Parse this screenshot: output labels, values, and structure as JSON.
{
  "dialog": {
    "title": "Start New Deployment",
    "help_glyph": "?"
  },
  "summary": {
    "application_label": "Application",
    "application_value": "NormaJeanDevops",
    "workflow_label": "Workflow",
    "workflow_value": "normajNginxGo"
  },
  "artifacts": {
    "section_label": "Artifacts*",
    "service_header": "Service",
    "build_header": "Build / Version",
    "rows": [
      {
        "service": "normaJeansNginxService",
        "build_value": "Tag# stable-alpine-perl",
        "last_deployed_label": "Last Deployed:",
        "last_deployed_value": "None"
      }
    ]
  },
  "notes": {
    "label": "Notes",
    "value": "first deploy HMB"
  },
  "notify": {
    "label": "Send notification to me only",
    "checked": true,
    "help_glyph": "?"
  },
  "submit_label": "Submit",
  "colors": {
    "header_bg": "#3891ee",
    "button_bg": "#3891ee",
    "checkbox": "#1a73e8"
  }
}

#### [Task details]
The records above are to be repeated exactly, in their entirety.

#### [Output for this task]
Parse this screenshot: output labels, values, and structure as JSON.
{
  "dialog": {
    "title": "Start New Deployment",
    "help_glyph": "?"
  },
  "summary": {
    "application_label": "Application",
    "application_value": "NormaJeanDevops",
    "workflow_label": "Workflow",
    "workflow_value": "normajNginxGo"
  },
  "artifacts": {
    "section_label": "Artifacts*",
    "service_header": "Service",
    "build_header": "Build / Version",
    "rows": [
      {
        "service": "normaJeansNginxService",
        "build_value": "Tag# stable-alpine-perl",
        "last_deployed_label": "Last Deployed:",
        "last_deployed_value": "None"
      }
    ]
  },
  "notes": {
    "label": "Notes",
    "value": "first deploy HMB"
  },
  "notify": {
    "label": "Send notification to me only",
    "checked": true,
    "help_glyph": "?"
  },
  "submit_label": "Submit",
  "colors": {
    "header_bg": "#3891ee",
    "button_bg": "#3891ee",
    "checkbox": "#1a73e8"
  }
}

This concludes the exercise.